### WHAT IS REQUIRED
Please reproduce the entries below exactly as they appear, leaving out the pictures.

### DATASET RECORDS
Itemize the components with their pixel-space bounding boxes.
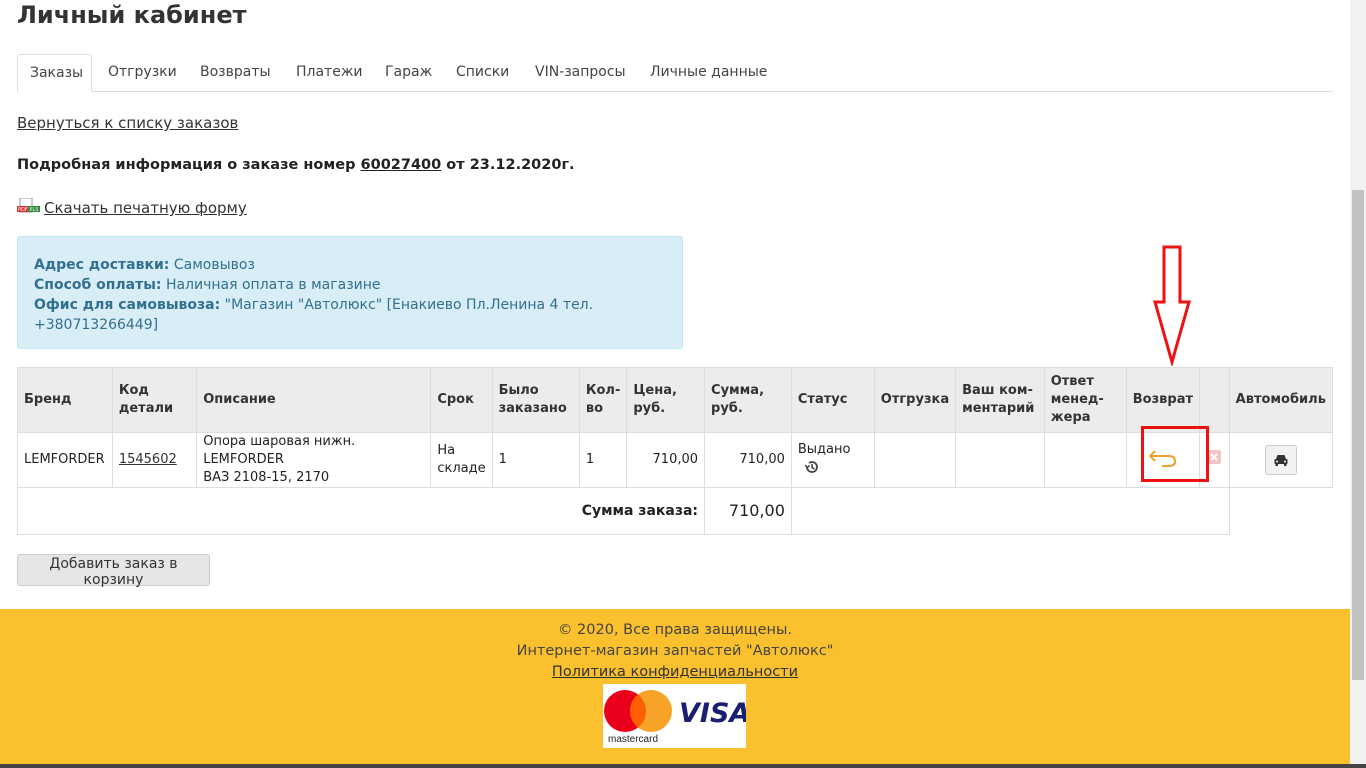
total-filler [790, 487, 1230, 535]
svg-text:VISA: VISA [679, 698, 746, 729]
cell-price: 710,00 [626, 432, 706, 488]
header-brand: Бренд [17, 367, 113, 433]
term-line-2: складе [437, 461, 486, 476]
cell-shipment [873, 432, 957, 488]
order-title: Подробная информация о заказе номер 6002… [17, 157, 575, 173]
download-print-form[interactable]: PDF XLS Скачать печатную форму [17, 198, 247, 218]
header-car: Автомобиль [1228, 367, 1334, 433]
payment-line: Способ оплаты: Наличная оплата в магазин… [34, 275, 666, 295]
cell-car [1228, 432, 1334, 488]
table-total-row: Сумма заказа: 710,00 [16, 487, 1333, 535]
pdf-xls-icon: PDF XLS [17, 198, 40, 213]
history-icon[interactable] [804, 459, 820, 475]
tab-payments[interactable]: Платежи [284, 54, 375, 91]
cell-description: Опора шаровая нижн. LEMFORDER ВАЗ 2108-15… [196, 432, 432, 488]
header-manager-3: жера [1050, 410, 1091, 425]
payment-cards-logo: VISA mastercard [603, 684, 750, 748]
tab-vin-requests[interactable]: VIN-запросы [523, 54, 638, 91]
payment-label: Способ оплаты: [34, 277, 162, 293]
header-shipment: Отгрузка [873, 367, 957, 433]
order-title-prefix: Подробная информация о заказе номер [17, 157, 356, 173]
cell-code: 1545602 [111, 432, 198, 488]
header-comment-1: Ваш ком- [962, 383, 1033, 398]
header-manager-1: Ответ [1050, 374, 1094, 389]
return-highlight-box [1141, 426, 1209, 482]
order-number-link[interactable]: 60027400 [361, 157, 442, 173]
footer-copyright: © 2020, Все права защищены. [557, 622, 793, 638]
term-line-1: На [437, 443, 456, 458]
delivery-value: Самовывоз [173, 257, 255, 273]
header-code: Код детали [111, 367, 198, 433]
desc-line-2: ВАЗ 2108-15, 2170 [203, 470, 330, 485]
tabs-bar: Заказы Отгрузки Возвраты Платежи Гараж С… [17, 54, 1333, 92]
header-blank [1199, 367, 1230, 433]
cell-status: Выдано [790, 432, 875, 488]
car-icon [1274, 455, 1288, 466]
tab-lists[interactable]: Списки [444, 54, 521, 91]
tab-personal-data[interactable]: Личные данные [638, 54, 779, 91]
part-code-link[interactable]: 1545602 [119, 452, 177, 467]
page-title: Личный кабинет [17, 1, 247, 29]
cell-brand: LEMFORDER [17, 432, 113, 488]
header-status: Статус [790, 367, 875, 433]
footer-shop: Интернет-магазин запчастей "Автолюкс" [516, 643, 834, 659]
cell-comment [955, 432, 1045, 488]
tab-returns[interactable]: Возвраты [188, 54, 283, 91]
total-empty [1229, 488, 1332, 535]
privacy-policy-link[interactable]: Политика конфиденциальности [552, 664, 798, 680]
status-text: Выдано [797, 442, 851, 457]
tab-garage[interactable]: Гараж [373, 54, 444, 91]
header-manager-2: менед- [1050, 392, 1104, 407]
header-qty: Кол-во [578, 367, 628, 433]
header-qty-1: Кол- [585, 383, 621, 398]
header-comment: Ваш ком-ментарий [955, 367, 1045, 433]
cell-term: На складе [430, 432, 493, 488]
order-info-box: Адрес доставки: Самовывоз Способ оплаты:… [17, 236, 683, 349]
header-description: Описание [196, 367, 432, 433]
red-down-arrow-annotation [1153, 245, 1191, 366]
header-comment-2: ментарий [962, 401, 1035, 416]
mastercard-label: mastercard [608, 734, 659, 745]
bottom-strip [0, 764, 1366, 768]
delivery-label: Адрес доставки: [34, 257, 170, 273]
header-ordered: Было заказано [491, 367, 580, 433]
svg-text:PDF: PDF [18, 207, 28, 213]
order-items-table: Бренд Код детали Описание Срок Было заказ… [16, 367, 1334, 535]
total-value: 710,00 [704, 487, 792, 535]
header-term: Срок [430, 367, 493, 433]
cell-manager [1043, 432, 1127, 488]
table-row: LEMFORDER 1545602 Опора шаровая нижн. LE… [17, 432, 1334, 488]
scrollbar-thumb[interactable] [1352, 190, 1364, 680]
cell-ordered: 1 [491, 432, 580, 488]
table-header-row: Бренд Код детали Описание Срок Было заказ… [17, 367, 1334, 433]
order-date: от 23.12.2020г. [446, 157, 575, 173]
cell-sum: 710,00 [704, 432, 792, 488]
header-return: Возврат [1125, 367, 1201, 433]
desc-line-1: Опора шаровая нижн. LEMFORDER [203, 434, 356, 467]
office-line: Офис для самовывоза: "Магазин "Автолюкс"… [34, 295, 666, 335]
header-ordered-2: заказано [498, 401, 567, 416]
car-button[interactable] [1264, 445, 1297, 475]
back-to-orders-link[interactable]: Вернуться к списку заказов [17, 114, 238, 132]
header-sum: Сумма, руб. [704, 367, 792, 433]
remove-icon[interactable] [1207, 450, 1222, 464]
header-price: Цена, руб. [626, 367, 706, 433]
delivery-line: Адрес доставки: Самовывоз [34, 255, 666, 275]
header-manager: Ответ менед-жера [1043, 367, 1127, 433]
header-ordered-1: Было [498, 383, 539, 398]
payment-value: Наличная оплата в магазине [165, 277, 381, 293]
svg-text:XLS: XLS [29, 207, 38, 213]
tab-orders[interactable]: Заказы [17, 54, 92, 92]
header-qty-2: во [585, 401, 604, 416]
download-link[interactable]: Скачать печатную форму [44, 199, 247, 217]
total-label: Сумма заказа: [16, 487, 706, 535]
cell-qty: 1 [578, 432, 628, 488]
tab-shipments[interactable]: Отгрузки [96, 54, 189, 91]
office-label: Офис для самовывоза: [34, 297, 221, 313]
add-to-cart-button[interactable]: Добавить заказ в корзину [17, 554, 210, 588]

### RESPONSE FOR THIS EXERCISE
Itemize the components with their pixel-space bounding boxes.
total-filler [790, 487, 1230, 535]
svg-text:VISA: VISA [679, 698, 746, 729]
cell-price: 710,00 [626, 432, 706, 488]
header-brand: Бренд [17, 367, 113, 433]
term-line-2: складе [437, 461, 486, 476]
cell-shipment [873, 432, 957, 488]
order-title: Подробная информация о заказе номер 6002… [17, 157, 575, 173]
download-print-form[interactable]: PDF XLS Скачать печатную форму [17, 198, 247, 218]
header-car: Автомобиль [1228, 367, 1334, 433]
payment-line: Способ оплаты: Наличная оплата в магазин… [34, 275, 666, 295]
cell-car [1228, 432, 1334, 488]
table-total-row: Сумма заказа: 710,00 [16, 487, 1333, 535]
pdf-xls-icon: PDF XLS [17, 198, 40, 213]
history-icon[interactable] [804, 459, 820, 475]
tab-payments[interactable]: Платежи [284, 54, 375, 91]
cell-description: Опора шаровая нижн. LEMFORDER ВАЗ 2108-15… [196, 432, 432, 488]
header-manager-3: жера [1050, 410, 1091, 425]
payment-cards-logo: VISA mastercard [603, 684, 750, 748]
tab-vin-requests[interactable]: VIN-запросы [523, 54, 638, 91]
payment-label: Способ оплаты: [34, 277, 162, 293]
header-shipment: Отгрузка [873, 367, 957, 433]
order-title-prefix: Подробная информация о заказе номер [17, 157, 356, 173]
cell-code: 1545602 [111, 432, 198, 488]
header-comment-1: Ваш ком- [962, 383, 1033, 398]
header-manager-1: Ответ [1050, 374, 1094, 389]
return-highlight-box [1141, 426, 1209, 482]
order-number-link[interactable]: 60027400 [361, 157, 442, 173]
footer-copyright: © 2020, Все права защищены. [557, 622, 793, 638]
term-line-1: На [437, 443, 456, 458]
delivery-value: Самовывоз [173, 257, 255, 273]
header-code: Код детали [111, 367, 198, 433]
desc-line-2: ВАЗ 2108-15, 2170 [203, 470, 330, 485]
tabs-bar: Заказы Отгрузки Возвраты Платежи Гараж С… [17, 54, 1333, 92]
header-blank [1199, 367, 1230, 433]
cell-status: Выдано [790, 432, 875, 488]
car-icon [1274, 455, 1288, 466]
tab-lists[interactable]: Списки [444, 54, 521, 91]
tab-personal-data[interactable]: Личные данные [638, 54, 779, 91]
part-code-link[interactable]: 1545602 [119, 452, 177, 467]
page-title: Личный кабинет [17, 1, 247, 29]
cell-brand: LEMFORDER [17, 432, 113, 488]
header-status: Статус [790, 367, 875, 433]
footer-shop: Интернет-магазин запчастей "Автолюкс" [516, 643, 834, 659]
cell-comment [955, 432, 1045, 488]
tab-returns[interactable]: Возвраты [188, 54, 283, 91]
total-empty [1229, 488, 1332, 535]
privacy-policy-link[interactable]: Политика конфиденциальности [552, 664, 798, 680]
status-text: Выдано [797, 442, 851, 457]
tab-garage[interactable]: Гараж [373, 54, 444, 91]
header-manager-2: менед- [1050, 392, 1104, 407]
header-qty: Кол-во [578, 367, 628, 433]
header-qty-1: Кол- [585, 383, 621, 398]
header-comment: Ваш ком-ментарий [955, 367, 1045, 433]
cell-term: На складе [430, 432, 493, 488]
order-info-box: Адрес доставки: Самовывоз Способ оплаты:… [17, 236, 683, 349]
header-description: Описание [196, 367, 432, 433]
red-down-arrow-annotation [1153, 245, 1191, 366]
header-comment-2: ментарий [962, 401, 1035, 416]
mastercard-label: mastercard [608, 734, 659, 745]
bottom-strip [0, 764, 1366, 768]
delivery-label: Адрес доставки: [34, 257, 170, 273]
header-ordered: Было заказано [491, 367, 580, 433]
svg-text:PDF: PDF [18, 207, 28, 213]
order-items-table: Бренд Код детали Описание Срок Было заказ… [16, 367, 1334, 535]
total-value: 710,00 [704, 487, 792, 535]
header-term: Срок [430, 367, 493, 433]
cell-manager [1043, 432, 1127, 488]
table-row: LEMFORDER 1545602 Опора шаровая нижн. LE… [17, 432, 1334, 488]
scrollbar-thumb[interactable] [1352, 190, 1364, 680]
cell-ordered: 1 [491, 432, 580, 488]
table-header-row: Бренд Код детали Описание Срок Было заказ… [17, 367, 1334, 433]
order-date: от 23.12.2020г. [446, 157, 575, 173]
cell-sum: 710,00 [704, 432, 792, 488]
header-return: Возврат [1125, 367, 1201, 433]
desc-line-1: Опора шаровая нижн. LEMFORDER [203, 434, 356, 467]
office-line: Офис для самовывоза: "Магазин "Автолюкс"… [34, 295, 666, 335]
header-ordered-2: заказано [498, 401, 567, 416]
car-button[interactable] [1264, 445, 1297, 475]
back-to-orders-link[interactable]: Вернуться к списку заказов [17, 114, 238, 132]
header-sum: Сумма, руб. [704, 367, 792, 433]
remove-icon[interactable] [1207, 450, 1222, 464]
header-price: Цена, руб. [626, 367, 706, 433]
delivery-line: Адрес доставки: Самовывоз [34, 255, 666, 275]
header-manager: Ответ менед-жера [1043, 367, 1127, 433]
header-ordered-1: Было [498, 383, 539, 398]
payment-value: Наличная оплата в магазине [165, 277, 381, 293]
svg-text:XLS: XLS [29, 207, 38, 213]
tab-orders[interactable]: Заказы [17, 54, 92, 92]
header-qty-2: во [585, 401, 604, 416]
download-link[interactable]: Скачать печатную форму [44, 199, 247, 217]
total-label: Сумма заказа: [16, 487, 706, 535]
cell-qty: 1 [578, 432, 628, 488]
tab-shipments[interactable]: Отгрузки [96, 54, 189, 91]
office-label: Офис для самовывоза: [34, 297, 221, 313]
add-to-cart-button[interactable]: Добавить заказ в корзину [17, 554, 210, 588]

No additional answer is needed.